> [WHAT YOU ARE ASKED TO DO] Go through the entries one line at a time, and gather every line that has the word "Exposure".

> [RECORD LIST]

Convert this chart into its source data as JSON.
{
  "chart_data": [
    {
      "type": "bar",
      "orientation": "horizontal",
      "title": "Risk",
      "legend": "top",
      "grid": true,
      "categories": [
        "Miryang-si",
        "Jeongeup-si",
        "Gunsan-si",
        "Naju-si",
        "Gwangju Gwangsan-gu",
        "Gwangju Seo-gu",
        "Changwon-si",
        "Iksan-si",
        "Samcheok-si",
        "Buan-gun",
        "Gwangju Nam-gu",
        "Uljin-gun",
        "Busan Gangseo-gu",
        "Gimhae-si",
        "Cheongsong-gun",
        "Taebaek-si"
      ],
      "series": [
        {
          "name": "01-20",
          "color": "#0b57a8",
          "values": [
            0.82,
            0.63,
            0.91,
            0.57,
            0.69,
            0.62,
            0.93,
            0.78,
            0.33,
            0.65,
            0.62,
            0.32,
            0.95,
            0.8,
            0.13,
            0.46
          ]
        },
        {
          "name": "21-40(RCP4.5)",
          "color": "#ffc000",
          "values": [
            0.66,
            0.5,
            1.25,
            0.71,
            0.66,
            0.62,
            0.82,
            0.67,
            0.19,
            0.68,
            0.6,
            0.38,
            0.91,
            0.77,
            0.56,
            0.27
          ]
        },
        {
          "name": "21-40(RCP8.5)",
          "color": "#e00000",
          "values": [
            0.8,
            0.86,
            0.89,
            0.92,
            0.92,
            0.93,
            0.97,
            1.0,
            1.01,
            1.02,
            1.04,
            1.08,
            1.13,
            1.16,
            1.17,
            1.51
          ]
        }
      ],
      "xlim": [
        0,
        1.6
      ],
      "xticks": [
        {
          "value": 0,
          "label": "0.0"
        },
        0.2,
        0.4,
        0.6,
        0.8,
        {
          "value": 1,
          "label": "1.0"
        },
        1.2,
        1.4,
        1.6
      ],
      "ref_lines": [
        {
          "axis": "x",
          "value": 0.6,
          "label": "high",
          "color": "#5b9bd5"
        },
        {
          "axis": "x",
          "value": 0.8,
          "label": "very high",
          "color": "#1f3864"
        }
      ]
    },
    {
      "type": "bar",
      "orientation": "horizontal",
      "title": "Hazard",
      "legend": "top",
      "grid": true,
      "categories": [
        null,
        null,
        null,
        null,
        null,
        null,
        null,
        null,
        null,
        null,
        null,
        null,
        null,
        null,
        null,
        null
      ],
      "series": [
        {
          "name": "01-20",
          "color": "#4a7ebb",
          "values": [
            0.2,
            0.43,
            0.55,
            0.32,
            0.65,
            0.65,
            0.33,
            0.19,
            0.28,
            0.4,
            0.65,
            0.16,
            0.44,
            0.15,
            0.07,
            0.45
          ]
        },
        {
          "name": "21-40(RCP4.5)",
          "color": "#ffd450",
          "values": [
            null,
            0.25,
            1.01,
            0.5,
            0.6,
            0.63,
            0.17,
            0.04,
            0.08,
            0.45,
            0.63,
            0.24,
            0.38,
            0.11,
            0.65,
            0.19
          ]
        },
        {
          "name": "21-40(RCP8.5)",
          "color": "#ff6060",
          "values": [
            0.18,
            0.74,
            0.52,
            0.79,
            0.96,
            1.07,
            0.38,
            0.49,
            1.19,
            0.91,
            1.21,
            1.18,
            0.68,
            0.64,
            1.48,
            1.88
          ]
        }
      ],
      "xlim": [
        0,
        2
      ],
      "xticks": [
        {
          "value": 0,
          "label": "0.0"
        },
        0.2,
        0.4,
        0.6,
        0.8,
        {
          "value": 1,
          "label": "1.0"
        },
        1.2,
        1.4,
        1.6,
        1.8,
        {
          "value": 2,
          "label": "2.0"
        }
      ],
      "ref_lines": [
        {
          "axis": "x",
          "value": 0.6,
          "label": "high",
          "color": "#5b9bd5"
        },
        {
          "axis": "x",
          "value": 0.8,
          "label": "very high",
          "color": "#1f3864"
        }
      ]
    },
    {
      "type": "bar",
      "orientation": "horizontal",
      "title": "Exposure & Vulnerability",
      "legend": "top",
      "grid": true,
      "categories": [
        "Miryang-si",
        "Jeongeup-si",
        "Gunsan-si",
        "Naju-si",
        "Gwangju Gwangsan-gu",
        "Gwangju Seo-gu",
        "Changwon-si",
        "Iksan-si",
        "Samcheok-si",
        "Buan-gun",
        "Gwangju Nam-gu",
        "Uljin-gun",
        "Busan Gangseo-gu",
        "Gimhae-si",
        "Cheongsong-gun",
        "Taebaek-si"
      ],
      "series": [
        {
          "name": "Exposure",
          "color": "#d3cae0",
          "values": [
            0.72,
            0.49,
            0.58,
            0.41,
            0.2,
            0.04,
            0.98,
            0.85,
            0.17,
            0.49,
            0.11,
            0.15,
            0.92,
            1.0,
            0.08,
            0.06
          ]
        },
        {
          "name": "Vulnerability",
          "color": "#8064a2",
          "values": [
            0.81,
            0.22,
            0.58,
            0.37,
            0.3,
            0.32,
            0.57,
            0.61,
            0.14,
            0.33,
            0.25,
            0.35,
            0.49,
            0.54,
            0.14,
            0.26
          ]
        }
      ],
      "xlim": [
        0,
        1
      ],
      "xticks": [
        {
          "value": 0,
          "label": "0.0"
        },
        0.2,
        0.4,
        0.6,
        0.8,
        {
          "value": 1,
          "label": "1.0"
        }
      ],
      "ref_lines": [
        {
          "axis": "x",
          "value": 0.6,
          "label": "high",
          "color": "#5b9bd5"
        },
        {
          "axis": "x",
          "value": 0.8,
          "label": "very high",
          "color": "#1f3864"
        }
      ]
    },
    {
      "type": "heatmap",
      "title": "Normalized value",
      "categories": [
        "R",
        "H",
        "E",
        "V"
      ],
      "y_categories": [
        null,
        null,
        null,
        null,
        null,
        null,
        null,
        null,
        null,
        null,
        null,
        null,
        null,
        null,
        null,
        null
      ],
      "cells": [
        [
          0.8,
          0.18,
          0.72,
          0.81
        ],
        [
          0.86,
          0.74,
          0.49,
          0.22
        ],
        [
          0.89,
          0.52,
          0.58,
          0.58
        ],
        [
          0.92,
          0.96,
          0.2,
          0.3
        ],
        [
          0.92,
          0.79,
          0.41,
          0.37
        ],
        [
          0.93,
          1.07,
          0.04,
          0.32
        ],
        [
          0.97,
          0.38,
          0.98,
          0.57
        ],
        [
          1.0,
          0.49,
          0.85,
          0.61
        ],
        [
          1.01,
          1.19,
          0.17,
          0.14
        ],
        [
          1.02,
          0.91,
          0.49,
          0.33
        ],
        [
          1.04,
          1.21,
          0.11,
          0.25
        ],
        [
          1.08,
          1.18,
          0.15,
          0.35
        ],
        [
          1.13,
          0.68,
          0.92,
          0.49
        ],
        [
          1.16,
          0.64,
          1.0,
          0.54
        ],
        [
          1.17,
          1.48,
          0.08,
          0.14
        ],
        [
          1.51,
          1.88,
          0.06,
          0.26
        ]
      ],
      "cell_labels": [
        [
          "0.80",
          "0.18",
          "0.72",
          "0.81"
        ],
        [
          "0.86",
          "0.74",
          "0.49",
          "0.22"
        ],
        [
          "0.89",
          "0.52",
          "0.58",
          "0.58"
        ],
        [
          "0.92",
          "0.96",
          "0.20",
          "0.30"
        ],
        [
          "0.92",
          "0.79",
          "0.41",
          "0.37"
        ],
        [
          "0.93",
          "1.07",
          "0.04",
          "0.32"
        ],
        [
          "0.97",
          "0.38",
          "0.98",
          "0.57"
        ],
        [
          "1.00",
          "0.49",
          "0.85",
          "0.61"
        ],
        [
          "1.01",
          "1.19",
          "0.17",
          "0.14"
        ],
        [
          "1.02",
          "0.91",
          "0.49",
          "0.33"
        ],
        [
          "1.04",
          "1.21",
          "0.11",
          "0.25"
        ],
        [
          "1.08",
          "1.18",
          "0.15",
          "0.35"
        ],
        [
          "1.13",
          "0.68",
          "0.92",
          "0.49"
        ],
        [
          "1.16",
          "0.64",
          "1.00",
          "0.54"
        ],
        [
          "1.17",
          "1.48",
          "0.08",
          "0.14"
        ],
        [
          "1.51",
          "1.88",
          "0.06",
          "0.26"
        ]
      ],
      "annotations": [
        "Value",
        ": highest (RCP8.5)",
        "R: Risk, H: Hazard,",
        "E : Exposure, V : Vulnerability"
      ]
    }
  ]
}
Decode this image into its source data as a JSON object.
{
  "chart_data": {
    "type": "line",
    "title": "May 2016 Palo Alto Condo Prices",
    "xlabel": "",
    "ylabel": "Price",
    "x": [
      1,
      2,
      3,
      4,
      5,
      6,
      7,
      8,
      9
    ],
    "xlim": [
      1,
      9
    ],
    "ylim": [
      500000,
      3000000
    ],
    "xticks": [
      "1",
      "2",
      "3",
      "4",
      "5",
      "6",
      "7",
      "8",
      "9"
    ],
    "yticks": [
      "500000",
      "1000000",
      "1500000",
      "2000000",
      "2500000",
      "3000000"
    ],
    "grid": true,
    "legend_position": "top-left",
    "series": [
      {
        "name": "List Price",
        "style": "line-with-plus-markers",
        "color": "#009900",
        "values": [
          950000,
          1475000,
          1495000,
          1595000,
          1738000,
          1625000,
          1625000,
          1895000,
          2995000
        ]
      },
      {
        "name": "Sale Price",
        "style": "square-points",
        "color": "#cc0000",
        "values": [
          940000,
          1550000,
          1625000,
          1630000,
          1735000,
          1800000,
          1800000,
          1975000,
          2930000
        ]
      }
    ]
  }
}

> [RESPONSE TO THE EXERCISE]
      "title": "Exposure & Vulnerability",
          "name": "Exposure",
        "E : Exposure, V : Vulnerability"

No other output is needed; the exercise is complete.